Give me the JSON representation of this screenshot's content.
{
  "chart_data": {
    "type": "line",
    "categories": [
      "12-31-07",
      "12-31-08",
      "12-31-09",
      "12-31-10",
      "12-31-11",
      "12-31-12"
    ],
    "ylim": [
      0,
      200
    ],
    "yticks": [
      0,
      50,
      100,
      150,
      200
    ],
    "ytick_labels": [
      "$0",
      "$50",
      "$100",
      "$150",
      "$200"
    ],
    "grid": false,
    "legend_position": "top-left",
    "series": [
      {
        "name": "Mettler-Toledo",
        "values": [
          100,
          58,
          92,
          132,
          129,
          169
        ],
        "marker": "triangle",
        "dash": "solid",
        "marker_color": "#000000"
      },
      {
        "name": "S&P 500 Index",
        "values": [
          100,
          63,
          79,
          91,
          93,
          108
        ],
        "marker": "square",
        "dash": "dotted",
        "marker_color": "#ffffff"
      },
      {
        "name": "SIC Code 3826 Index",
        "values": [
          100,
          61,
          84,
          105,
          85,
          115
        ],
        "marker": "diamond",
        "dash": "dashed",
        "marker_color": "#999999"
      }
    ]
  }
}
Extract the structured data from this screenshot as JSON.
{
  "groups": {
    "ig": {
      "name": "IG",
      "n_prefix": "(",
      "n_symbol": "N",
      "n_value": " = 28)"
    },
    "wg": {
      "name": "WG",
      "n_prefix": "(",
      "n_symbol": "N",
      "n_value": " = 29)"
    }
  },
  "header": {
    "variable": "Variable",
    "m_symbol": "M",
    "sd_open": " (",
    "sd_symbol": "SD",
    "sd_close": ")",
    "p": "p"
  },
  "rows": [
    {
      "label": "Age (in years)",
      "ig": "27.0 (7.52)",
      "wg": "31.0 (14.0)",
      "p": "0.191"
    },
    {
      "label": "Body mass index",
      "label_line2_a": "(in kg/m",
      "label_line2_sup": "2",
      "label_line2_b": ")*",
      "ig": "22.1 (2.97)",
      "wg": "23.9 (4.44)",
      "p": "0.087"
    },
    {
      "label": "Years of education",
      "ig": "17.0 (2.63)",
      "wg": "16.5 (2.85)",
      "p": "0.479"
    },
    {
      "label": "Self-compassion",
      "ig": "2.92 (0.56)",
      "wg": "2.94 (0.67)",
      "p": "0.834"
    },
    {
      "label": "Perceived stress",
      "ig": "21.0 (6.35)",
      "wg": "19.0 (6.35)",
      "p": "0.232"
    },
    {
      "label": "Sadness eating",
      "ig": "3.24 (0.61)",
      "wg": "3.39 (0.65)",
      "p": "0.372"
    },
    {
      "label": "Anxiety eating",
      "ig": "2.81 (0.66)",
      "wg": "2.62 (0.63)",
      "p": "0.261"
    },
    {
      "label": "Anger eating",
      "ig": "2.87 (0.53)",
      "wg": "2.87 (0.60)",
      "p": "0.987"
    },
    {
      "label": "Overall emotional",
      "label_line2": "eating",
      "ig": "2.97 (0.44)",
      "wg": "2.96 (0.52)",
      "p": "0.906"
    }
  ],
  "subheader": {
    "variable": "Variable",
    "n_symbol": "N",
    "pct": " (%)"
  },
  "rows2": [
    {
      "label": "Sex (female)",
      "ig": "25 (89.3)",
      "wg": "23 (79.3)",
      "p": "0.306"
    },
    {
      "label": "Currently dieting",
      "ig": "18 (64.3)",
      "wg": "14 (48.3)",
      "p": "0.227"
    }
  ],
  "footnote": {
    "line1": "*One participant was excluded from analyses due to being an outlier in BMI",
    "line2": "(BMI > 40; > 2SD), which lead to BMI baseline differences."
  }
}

What to produce: Every record should be given again exactly.

Solution to this task:
Give me the JSON representation of this screenshot's content.
{
  "chart_data": {
    "type": "line",
    "categories": [
      "12-31-07",
      "12-31-08",
      "12-31-09",
      "12-31-10",
      "12-31-11",
      "12-31-12"
    ],
    "ylim": [
      0,
      200
    ],
    "yticks": [
      0,
      50,
      100,
      150,
      200
    ],
    "ytick_labels": [
      "$0",
      "$50",
      "$100",
      "$150",
      "$200"
    ],
    "grid": false,
    "legend_position": "top-left",
    "series": [
      {
        "name": "Mettler-Toledo",
        "values": [
          100,
          58,
          92,
          132,
          129,
          169
        ],
        "marker": "triangle",
        "dash": "solid",
        "marker_color": "#000000"
      },
      {
        "name": "S&P 500 Index",
        "values": [
          100,
          63,
          79,
          91,
          93,
          108
        ],
        "marker": "square",
        "dash": "dotted",
        "marker_color": "#ffffff"
      },
      {
        "name": "SIC Code 3826 Index",
        "values": [
          100,
          61,
          84,
          105,
          85,
          115
        ],
        "marker": "diamond",
        "dash": "dashed",
        "marker_color": "#999999"
      }
    ]
  }
}
Extract the structured data from this screenshot as JSON.
{
  "groups": {
    "ig": {
      "name": "IG",
      "n_prefix": "(",
      "n_symbol": "N",
      "n_value": " = 28)"
    },
    "wg": {
      "name": "WG",
      "n_prefix": "(",
      "n_symbol": "N",
      "n_value": " = 29)"
    }
  },
  "header": {
    "variable": "Variable",
    "m_symbol": "M",
    "sd_open": " (",
    "sd_symbol": "SD",
    "sd_close": ")",
    "p": "p"
  },
  "rows": [
    {
      "label": "Age (in years)",
      "ig": "27.0 (7.52)",
      "wg": "31.0 (14.0)",
      "p": "0.191"
    },
    {
      "label": "Body mass index",
      "label_line2_a": "(in kg/m",
      "label_line2_sup": "2",
      "label_line2_b": ")*",
      "ig": "22.1 (2.97)",
      "wg": "23.9 (4.44)",
      "p": "0.087"
    },
    {
      "label": "Years of education",
      "ig": "17.0 (2.63)",
      "wg": "16.5 (2.85)",
      "p": "0.479"
    },
    {
      "label": "Self-compassion",
      "ig": "2.92 (0.56)",
      "wg": "2.94 (0.67)",
      "p": "0.834"
    },
    {
      "label": "Perceived stress",
      "ig": "21.0 (6.35)",
      "wg": "19.0 (6.35)",
      "p": "0.232"
    },
    {
      "label": "Sadness eating",
      "ig": "3.24 (0.61)",
      "wg": "3.39 (0.65)",
      "p": "0.372"
    },
    {
      "label": "Anxiety eating",
      "ig": "2.81 (0.66)",
      "wg": "2.62 (0.63)",
      "p": "0.261"
    },
    {
      "label": "Anger eating",
      "ig": "2.87 (0.53)",
      "wg": "2.87 (0.60)",
      "p": "0.987"
    },
    {
      "label": "Overall emotional",
      "label_line2": "eating",
      "ig": "2.97 (0.44)",
      "wg": "2.96 (0.52)",
      "p": "0.906"
    }
  ],
  "subheader": {
    "variable": "Variable",
    "n_symbol": "N",
    "pct": " (%)"
  },
  "rows2": [
    {
      "label": "Sex (female)",
      "ig": "25 (89.3)",
      "wg": "23 (79.3)",
      "p": "0.306"
    },
    {
      "label": "Currently dieting",
      "ig": "18 (64.3)",
      "wg": "14 (48.3)",
      "p": "0.227"
    }
  ],
  "footnote": {
    "line1": "*One participant was excluded from analyses due to being an outlier in BMI",
    "line2": "(BMI > 40; > 2SD), which lead to BMI baseline differences."
  }
}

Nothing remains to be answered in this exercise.